[Start MATERIAL SUPPLIED]
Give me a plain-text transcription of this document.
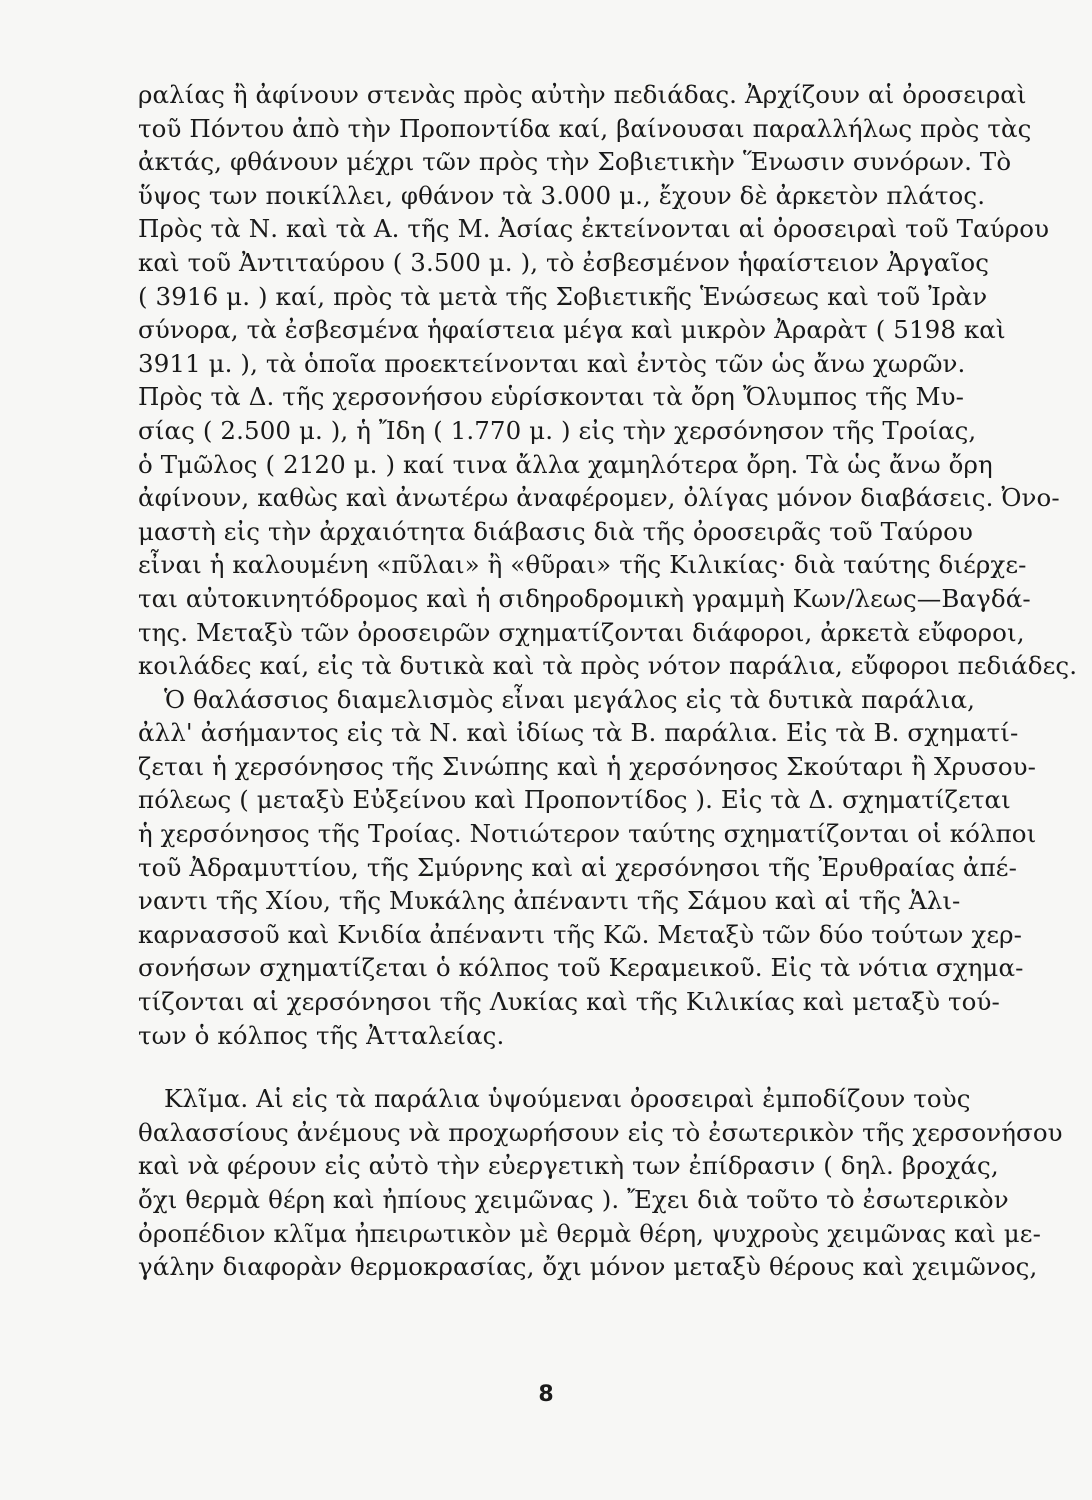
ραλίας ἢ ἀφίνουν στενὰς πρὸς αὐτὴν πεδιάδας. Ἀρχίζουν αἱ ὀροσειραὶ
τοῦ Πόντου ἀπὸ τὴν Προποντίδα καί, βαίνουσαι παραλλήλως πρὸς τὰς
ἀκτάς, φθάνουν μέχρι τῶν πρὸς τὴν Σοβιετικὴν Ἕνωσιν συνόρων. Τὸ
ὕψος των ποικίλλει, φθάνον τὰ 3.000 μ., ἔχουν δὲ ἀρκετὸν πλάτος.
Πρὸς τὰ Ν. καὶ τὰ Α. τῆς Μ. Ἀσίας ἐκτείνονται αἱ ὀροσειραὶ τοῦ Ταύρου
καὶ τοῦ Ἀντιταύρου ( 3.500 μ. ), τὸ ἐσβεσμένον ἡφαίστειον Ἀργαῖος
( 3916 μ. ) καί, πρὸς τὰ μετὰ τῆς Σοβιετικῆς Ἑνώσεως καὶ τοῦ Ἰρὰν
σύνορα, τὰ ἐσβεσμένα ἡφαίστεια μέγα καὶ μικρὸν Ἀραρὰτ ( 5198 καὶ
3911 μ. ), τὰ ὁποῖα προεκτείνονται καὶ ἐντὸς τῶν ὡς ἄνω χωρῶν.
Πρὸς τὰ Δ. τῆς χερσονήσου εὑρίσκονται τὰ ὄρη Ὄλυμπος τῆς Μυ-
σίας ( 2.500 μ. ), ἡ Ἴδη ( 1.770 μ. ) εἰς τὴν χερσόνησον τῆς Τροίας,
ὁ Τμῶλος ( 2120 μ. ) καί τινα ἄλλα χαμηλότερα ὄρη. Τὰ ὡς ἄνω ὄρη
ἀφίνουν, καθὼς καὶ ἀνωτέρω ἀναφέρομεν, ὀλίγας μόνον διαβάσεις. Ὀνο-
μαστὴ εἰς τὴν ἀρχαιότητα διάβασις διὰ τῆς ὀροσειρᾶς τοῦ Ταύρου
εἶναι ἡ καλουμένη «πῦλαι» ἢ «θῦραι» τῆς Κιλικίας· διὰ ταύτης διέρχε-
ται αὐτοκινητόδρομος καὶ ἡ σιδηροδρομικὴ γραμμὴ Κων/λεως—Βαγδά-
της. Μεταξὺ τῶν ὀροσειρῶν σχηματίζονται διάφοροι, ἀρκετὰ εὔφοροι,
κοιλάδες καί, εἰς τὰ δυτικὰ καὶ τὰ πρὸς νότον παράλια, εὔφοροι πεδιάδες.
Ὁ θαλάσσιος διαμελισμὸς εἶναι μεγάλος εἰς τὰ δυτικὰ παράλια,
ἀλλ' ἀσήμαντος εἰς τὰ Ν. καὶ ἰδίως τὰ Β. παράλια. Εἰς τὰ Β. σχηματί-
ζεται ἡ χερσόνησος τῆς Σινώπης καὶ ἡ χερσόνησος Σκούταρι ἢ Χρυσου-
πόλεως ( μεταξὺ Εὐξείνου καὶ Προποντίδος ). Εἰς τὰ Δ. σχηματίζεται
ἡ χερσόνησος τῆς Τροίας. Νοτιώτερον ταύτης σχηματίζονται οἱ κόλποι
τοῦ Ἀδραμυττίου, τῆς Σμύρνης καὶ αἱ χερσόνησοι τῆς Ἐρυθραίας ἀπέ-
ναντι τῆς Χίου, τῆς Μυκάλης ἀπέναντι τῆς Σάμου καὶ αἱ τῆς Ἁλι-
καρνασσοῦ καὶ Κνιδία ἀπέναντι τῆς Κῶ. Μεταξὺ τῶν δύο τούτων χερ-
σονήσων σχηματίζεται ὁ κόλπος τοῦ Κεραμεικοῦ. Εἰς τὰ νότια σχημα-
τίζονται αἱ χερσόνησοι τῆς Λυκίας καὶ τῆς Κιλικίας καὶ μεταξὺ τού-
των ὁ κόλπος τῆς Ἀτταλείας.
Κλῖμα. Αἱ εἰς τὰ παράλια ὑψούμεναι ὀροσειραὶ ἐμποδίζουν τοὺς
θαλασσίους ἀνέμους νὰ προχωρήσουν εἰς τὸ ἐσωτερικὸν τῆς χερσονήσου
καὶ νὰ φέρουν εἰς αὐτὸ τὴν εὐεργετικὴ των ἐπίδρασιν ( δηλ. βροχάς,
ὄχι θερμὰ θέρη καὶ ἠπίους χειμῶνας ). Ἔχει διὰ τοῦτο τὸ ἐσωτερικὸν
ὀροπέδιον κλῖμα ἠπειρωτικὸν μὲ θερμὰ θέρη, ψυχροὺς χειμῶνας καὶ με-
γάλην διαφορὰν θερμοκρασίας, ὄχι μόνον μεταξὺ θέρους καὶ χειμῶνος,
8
[End MATERIAL SUPPLIED]
→ **WHAT IS NEEDED**: Exactly reproduce each record, leaving out any pictures.

→ **WRITTEN REPLY**:
Give me a plain-text transcription of this document.
ραλίας ἢ ἀφίνουν στενὰς πρὸς αὐτὴν πεδιάδας. Ἀρχίζουν αἱ ὀροσειραὶ
τοῦ Πόντου ἀπὸ τὴν Προποντίδα καί, βαίνουσαι παραλλήλως πρὸς τὰς
ἀκτάς, φθάνουν μέχρι τῶν πρὸς τὴν Σοβιετικὴν Ἕνωσιν συνόρων. Τὸ
ὕψος των ποικίλλει, φθάνον τὰ 3.000 μ., ἔχουν δὲ ἀρκετὸν πλάτος.
Πρὸς τὰ Ν. καὶ τὰ Α. τῆς Μ. Ἀσίας ἐκτείνονται αἱ ὀροσειραὶ τοῦ Ταύρου
καὶ τοῦ Ἀντιταύρου ( 3.500 μ. ), τὸ ἐσβεσμένον ἡφαίστειον Ἀργαῖος
( 3916 μ. ) καί, πρὸς τὰ μετὰ τῆς Σοβιετικῆς Ἑνώσεως καὶ τοῦ Ἰρὰν
σύνορα, τὰ ἐσβεσμένα ἡφαίστεια μέγα καὶ μικρὸν Ἀραρὰτ ( 5198 καὶ
3911 μ. ), τὰ ὁποῖα προεκτείνονται καὶ ἐντὸς τῶν ὡς ἄνω χωρῶν.
Πρὸς τὰ Δ. τῆς χερσονήσου εὑρίσκονται τὰ ὄρη Ὄλυμπος τῆς Μυ-
σίας ( 2.500 μ. ), ἡ Ἴδη ( 1.770 μ. ) εἰς τὴν χερσόνησον τῆς Τροίας,
ὁ Τμῶλος ( 2120 μ. ) καί τινα ἄλλα χαμηλότερα ὄρη. Τὰ ὡς ἄνω ὄρη
ἀφίνουν, καθὼς καὶ ἀνωτέρω ἀναφέρομεν, ὀλίγας μόνον διαβάσεις. Ὀνο-
μαστὴ εἰς τὴν ἀρχαιότητα διάβασις διὰ τῆς ὀροσειρᾶς τοῦ Ταύρου
εἶναι ἡ καλουμένη «πῦλαι» ἢ «θῦραι» τῆς Κιλικίας· διὰ ταύτης διέρχε-
ται αὐτοκινητόδρομος καὶ ἡ σιδηροδρομικὴ γραμμὴ Κων/λεως—Βαγδά-
της. Μεταξὺ τῶν ὀροσειρῶν σχηματίζονται διάφοροι, ἀρκετὰ εὔφοροι,
κοιλάδες καί, εἰς τὰ δυτικὰ καὶ τὰ πρὸς νότον παράλια, εὔφοροι πεδιάδες.
Ὁ θαλάσσιος διαμελισμὸς εἶναι μεγάλος εἰς τὰ δυτικὰ παράλια,
ἀλλ' ἀσήμαντος εἰς τὰ Ν. καὶ ἰδίως τὰ Β. παράλια. Εἰς τὰ Β. σχηματί-
ζεται ἡ χερσόνησος τῆς Σινώπης καὶ ἡ χερσόνησος Σκούταρι ἢ Χρυσου-
πόλεως ( μεταξὺ Εὐξείνου καὶ Προποντίδος ). Εἰς τὰ Δ. σχηματίζεται
ἡ χερσόνησος τῆς Τροίας. Νοτιώτερον ταύτης σχηματίζονται οἱ κόλποι
τοῦ Ἀδραμυττίου, τῆς Σμύρνης καὶ αἱ χερσόνησοι τῆς Ἐρυθραίας ἀπέ-
ναντι τῆς Χίου, τῆς Μυκάλης ἀπέναντι τῆς Σάμου καὶ αἱ τῆς Ἁλι-
καρνασσοῦ καὶ Κνιδία ἀπέναντι τῆς Κῶ. Μεταξὺ τῶν δύο τούτων χερ-
σονήσων σχηματίζεται ὁ κόλπος τοῦ Κεραμεικοῦ. Εἰς τὰ νότια σχημα-
τίζονται αἱ χερσόνησοι τῆς Λυκίας καὶ τῆς Κιλικίας καὶ μεταξὺ τού-
των ὁ κόλπος τῆς Ἀτταλείας.
Κλῖμα. Αἱ εἰς τὰ παράλια ὑψούμεναι ὀροσειραὶ ἐμποδίζουν τοὺς
θαλασσίους ἀνέμους νὰ προχωρήσουν εἰς τὸ ἐσωτερικὸν τῆς χερσονήσου
καὶ νὰ φέρουν εἰς αὐτὸ τὴν εὐεργετικὴ των ἐπίδρασιν ( δηλ. βροχάς,
ὄχι θερμὰ θέρη καὶ ἠπίους χειμῶνας ). Ἔχει διὰ τοῦτο τὸ ἐσωτερικὸν
ὀροπέδιον κλῖμα ἠπειρωτικὸν μὲ θερμὰ θέρη, ψυχροὺς χειμῶνας καὶ με-
γάλην διαφορὰν θερμοκρασίας, ὄχι μόνον μεταξὺ θέρους καὶ χειμῶνος,
8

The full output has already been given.